▸ **PROBLEM DESCRIPTION**: Examine the material below. Gather every line in which the string "creature" appears.

▸ **SUPPLIED MATERIAL**:
━━━
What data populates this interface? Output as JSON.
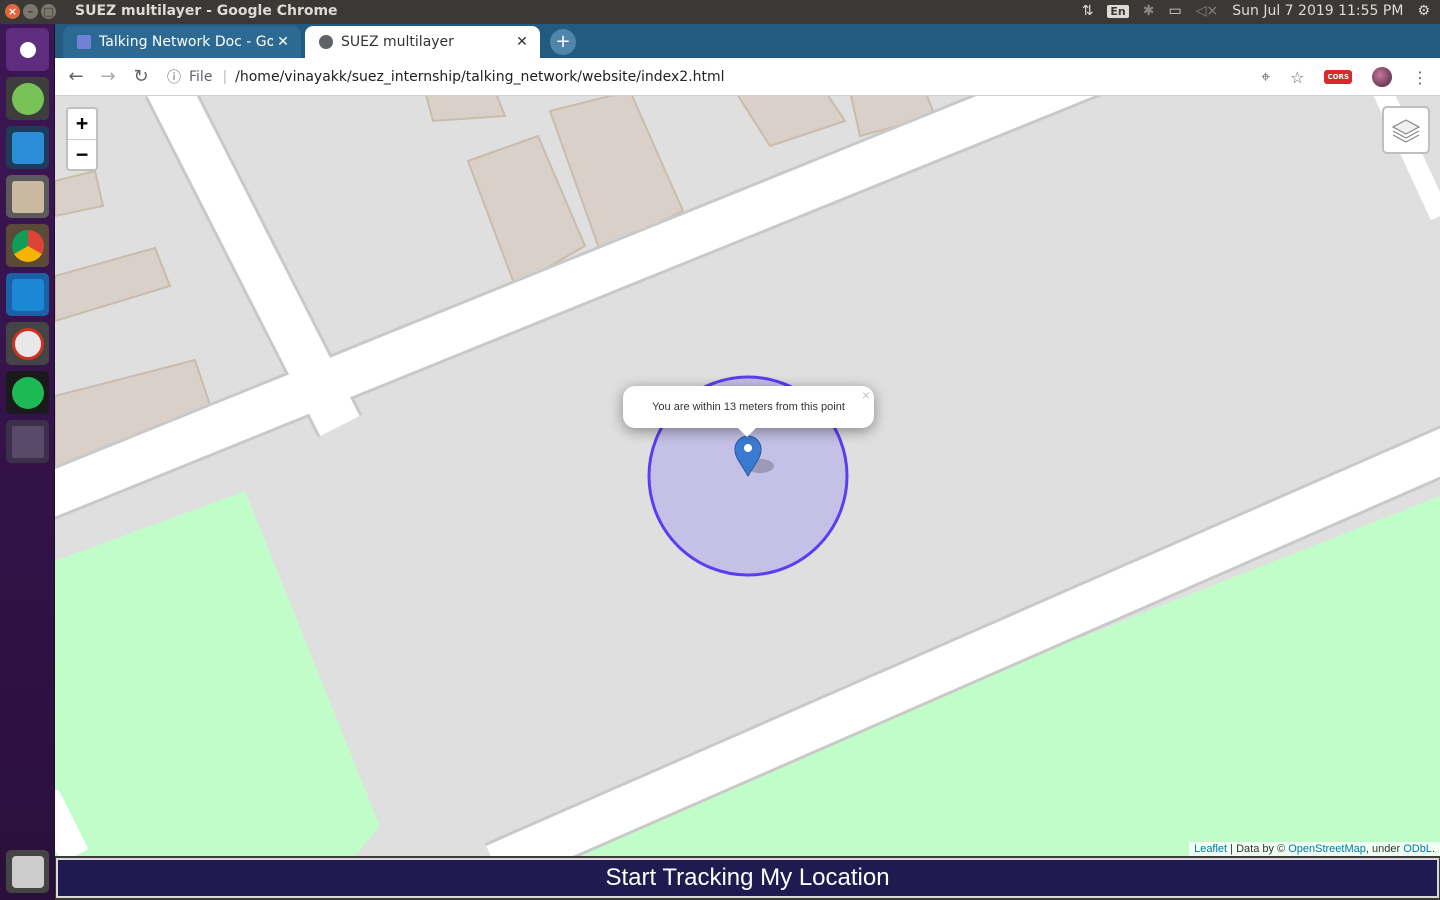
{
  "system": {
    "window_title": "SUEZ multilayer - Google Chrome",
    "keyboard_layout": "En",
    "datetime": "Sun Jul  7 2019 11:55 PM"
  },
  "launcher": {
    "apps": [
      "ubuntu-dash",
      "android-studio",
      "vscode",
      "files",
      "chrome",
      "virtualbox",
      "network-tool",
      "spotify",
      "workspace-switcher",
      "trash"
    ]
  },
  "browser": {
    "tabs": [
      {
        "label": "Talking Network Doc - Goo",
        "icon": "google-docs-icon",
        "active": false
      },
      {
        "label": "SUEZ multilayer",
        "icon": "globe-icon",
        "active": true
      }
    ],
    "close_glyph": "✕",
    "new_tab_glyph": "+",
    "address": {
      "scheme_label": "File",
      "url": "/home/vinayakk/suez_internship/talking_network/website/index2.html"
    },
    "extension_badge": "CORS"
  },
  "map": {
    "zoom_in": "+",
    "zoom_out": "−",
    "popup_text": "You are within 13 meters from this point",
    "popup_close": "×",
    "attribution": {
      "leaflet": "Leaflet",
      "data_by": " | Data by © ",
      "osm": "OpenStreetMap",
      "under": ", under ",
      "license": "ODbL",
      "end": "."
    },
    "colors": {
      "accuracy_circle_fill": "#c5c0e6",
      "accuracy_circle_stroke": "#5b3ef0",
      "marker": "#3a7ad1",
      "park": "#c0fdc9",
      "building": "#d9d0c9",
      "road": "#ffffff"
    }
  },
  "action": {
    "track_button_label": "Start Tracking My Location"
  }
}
━━━
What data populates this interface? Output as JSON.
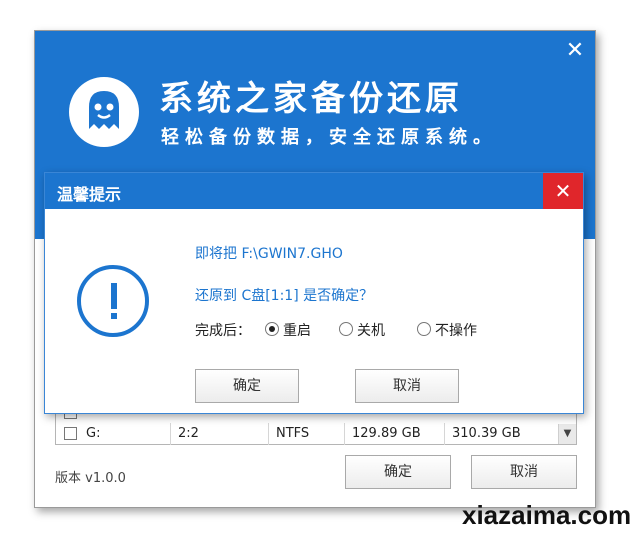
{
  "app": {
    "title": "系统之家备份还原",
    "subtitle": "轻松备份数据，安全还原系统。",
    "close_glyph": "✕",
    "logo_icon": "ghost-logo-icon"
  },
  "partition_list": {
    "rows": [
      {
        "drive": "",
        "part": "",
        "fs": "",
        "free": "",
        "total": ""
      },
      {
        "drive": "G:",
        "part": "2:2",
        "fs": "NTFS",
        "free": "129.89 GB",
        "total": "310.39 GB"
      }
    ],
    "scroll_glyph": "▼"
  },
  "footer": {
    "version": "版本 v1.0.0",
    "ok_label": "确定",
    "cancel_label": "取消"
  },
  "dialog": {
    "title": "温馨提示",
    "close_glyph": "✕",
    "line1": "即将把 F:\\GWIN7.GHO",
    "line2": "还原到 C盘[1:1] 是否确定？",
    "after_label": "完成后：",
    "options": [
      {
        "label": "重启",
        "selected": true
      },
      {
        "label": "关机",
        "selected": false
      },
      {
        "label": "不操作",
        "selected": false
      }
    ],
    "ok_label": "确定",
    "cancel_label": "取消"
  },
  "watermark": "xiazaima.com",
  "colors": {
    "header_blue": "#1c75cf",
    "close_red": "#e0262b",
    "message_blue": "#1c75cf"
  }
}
━━━
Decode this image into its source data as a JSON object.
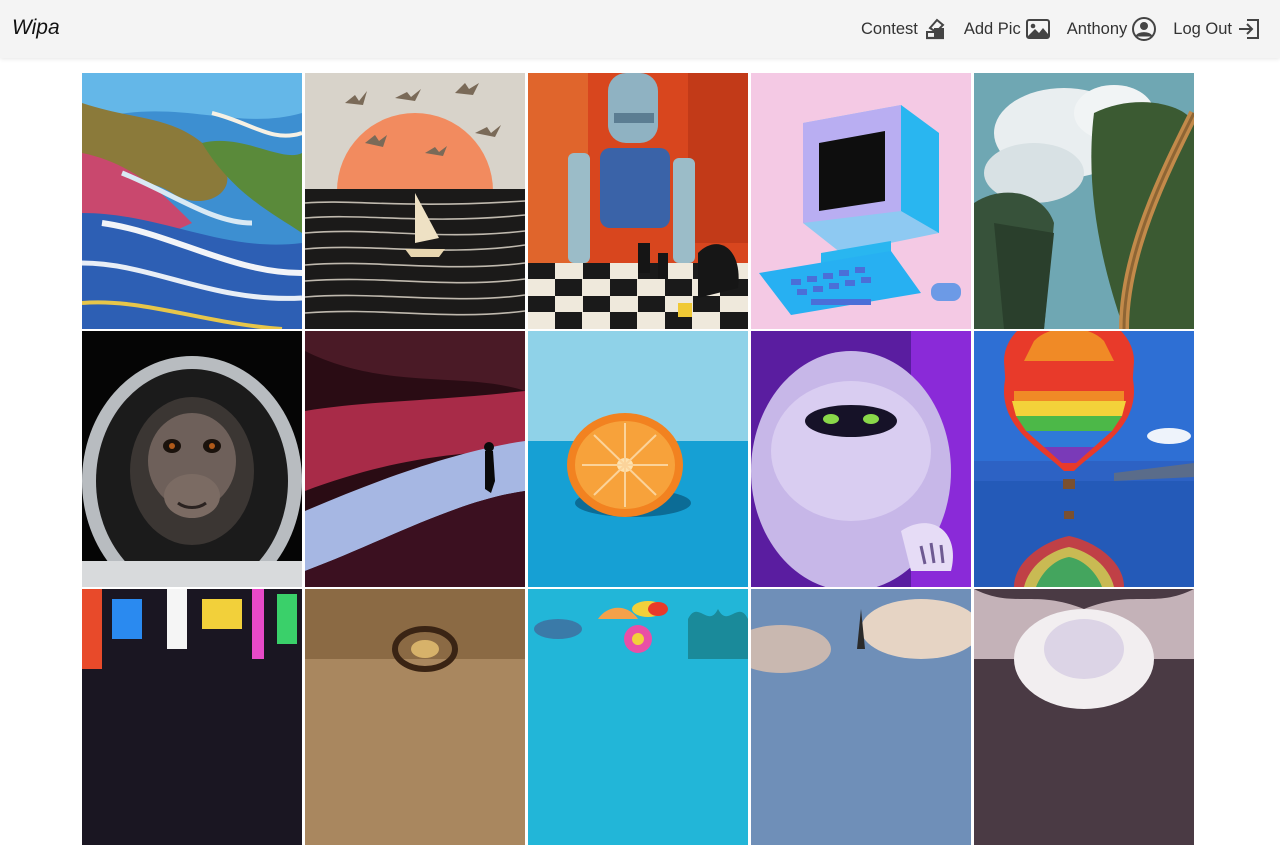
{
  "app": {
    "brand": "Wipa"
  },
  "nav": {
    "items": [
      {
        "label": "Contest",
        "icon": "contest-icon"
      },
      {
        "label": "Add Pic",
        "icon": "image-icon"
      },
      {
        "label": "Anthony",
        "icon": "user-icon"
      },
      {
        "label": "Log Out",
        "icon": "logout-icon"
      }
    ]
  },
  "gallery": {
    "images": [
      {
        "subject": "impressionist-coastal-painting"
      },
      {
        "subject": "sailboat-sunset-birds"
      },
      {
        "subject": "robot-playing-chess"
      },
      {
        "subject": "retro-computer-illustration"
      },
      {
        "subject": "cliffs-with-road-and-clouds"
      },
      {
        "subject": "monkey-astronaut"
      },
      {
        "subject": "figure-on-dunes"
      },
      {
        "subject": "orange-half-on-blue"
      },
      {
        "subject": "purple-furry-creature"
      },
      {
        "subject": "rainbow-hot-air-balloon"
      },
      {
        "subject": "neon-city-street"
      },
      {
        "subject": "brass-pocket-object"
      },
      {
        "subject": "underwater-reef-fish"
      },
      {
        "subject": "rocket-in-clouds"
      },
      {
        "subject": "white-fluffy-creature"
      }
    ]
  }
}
━━━
▸ **SOLVED PROBLEM**:
        "subject": "purple-furry-creature"
        "subject": "white-fluffy-creature"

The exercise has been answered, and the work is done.